Goal: Search the material below for the word "County" and copy every line in which it occurs.

(Figure collection entries)
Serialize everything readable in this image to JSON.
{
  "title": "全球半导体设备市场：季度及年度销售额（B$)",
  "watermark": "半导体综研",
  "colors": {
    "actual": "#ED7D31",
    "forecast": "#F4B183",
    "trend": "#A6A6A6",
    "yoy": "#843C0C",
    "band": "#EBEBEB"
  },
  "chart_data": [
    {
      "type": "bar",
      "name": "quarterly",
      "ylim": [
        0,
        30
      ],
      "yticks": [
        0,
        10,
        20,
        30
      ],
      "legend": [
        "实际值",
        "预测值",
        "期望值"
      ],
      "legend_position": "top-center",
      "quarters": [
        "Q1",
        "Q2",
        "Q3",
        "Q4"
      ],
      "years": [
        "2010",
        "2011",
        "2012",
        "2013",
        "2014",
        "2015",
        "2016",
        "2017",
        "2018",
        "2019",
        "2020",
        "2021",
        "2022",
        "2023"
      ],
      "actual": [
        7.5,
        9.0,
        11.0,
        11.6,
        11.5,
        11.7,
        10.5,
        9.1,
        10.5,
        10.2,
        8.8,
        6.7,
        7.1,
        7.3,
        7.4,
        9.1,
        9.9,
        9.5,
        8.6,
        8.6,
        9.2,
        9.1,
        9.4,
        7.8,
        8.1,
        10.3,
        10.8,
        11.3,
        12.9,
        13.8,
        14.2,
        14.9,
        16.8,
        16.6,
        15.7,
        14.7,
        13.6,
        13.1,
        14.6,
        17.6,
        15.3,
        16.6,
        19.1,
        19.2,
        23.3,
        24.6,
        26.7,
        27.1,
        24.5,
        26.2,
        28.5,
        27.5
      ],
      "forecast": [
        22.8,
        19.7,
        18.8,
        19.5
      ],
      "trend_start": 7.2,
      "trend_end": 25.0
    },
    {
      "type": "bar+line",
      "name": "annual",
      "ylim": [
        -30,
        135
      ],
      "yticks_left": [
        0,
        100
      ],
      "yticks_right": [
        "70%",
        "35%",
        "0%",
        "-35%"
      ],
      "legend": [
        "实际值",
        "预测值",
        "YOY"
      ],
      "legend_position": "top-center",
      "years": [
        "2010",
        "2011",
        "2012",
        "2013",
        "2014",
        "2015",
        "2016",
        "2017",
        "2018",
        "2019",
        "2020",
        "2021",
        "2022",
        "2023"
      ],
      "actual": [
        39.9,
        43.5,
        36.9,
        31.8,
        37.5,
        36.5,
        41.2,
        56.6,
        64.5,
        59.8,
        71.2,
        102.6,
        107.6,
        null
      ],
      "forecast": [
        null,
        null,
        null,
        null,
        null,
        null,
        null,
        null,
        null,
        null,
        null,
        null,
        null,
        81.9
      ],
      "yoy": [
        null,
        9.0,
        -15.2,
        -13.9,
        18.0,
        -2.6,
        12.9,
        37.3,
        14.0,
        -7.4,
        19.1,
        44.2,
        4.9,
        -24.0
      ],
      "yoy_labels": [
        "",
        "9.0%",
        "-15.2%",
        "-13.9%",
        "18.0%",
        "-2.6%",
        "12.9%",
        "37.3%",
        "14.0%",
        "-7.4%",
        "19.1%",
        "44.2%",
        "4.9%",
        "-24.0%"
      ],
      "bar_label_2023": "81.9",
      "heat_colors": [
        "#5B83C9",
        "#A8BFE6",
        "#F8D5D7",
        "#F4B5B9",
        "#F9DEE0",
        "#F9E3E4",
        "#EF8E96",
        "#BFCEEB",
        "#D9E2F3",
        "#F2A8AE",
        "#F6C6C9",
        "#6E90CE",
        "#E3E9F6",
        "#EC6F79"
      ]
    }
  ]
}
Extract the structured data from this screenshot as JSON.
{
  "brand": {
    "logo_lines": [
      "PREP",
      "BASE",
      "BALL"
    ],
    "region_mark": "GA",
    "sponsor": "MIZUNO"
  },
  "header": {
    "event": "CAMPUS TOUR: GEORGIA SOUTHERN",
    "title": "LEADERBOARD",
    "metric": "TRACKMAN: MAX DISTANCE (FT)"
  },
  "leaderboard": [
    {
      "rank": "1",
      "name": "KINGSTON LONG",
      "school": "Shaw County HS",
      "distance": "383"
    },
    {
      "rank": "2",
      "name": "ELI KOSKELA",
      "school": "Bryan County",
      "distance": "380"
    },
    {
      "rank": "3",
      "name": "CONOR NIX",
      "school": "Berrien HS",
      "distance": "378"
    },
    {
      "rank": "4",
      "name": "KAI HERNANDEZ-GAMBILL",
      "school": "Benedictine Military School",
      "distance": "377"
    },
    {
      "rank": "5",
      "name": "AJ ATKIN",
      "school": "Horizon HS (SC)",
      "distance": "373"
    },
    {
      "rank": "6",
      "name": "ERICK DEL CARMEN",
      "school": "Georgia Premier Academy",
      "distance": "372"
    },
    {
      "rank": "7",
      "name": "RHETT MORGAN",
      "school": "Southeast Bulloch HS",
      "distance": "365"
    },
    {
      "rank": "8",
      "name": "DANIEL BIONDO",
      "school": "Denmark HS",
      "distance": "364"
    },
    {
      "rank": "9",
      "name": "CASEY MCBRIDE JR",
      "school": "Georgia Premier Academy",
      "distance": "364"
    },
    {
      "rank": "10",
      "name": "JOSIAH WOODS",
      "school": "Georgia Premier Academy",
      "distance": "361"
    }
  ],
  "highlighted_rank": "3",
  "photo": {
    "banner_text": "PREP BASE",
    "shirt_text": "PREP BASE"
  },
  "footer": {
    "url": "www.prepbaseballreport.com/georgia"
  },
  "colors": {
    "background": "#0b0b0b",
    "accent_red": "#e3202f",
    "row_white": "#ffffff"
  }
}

Response to the exercise:
      "school": "Shaw County HS",
      "school": "Bryan County",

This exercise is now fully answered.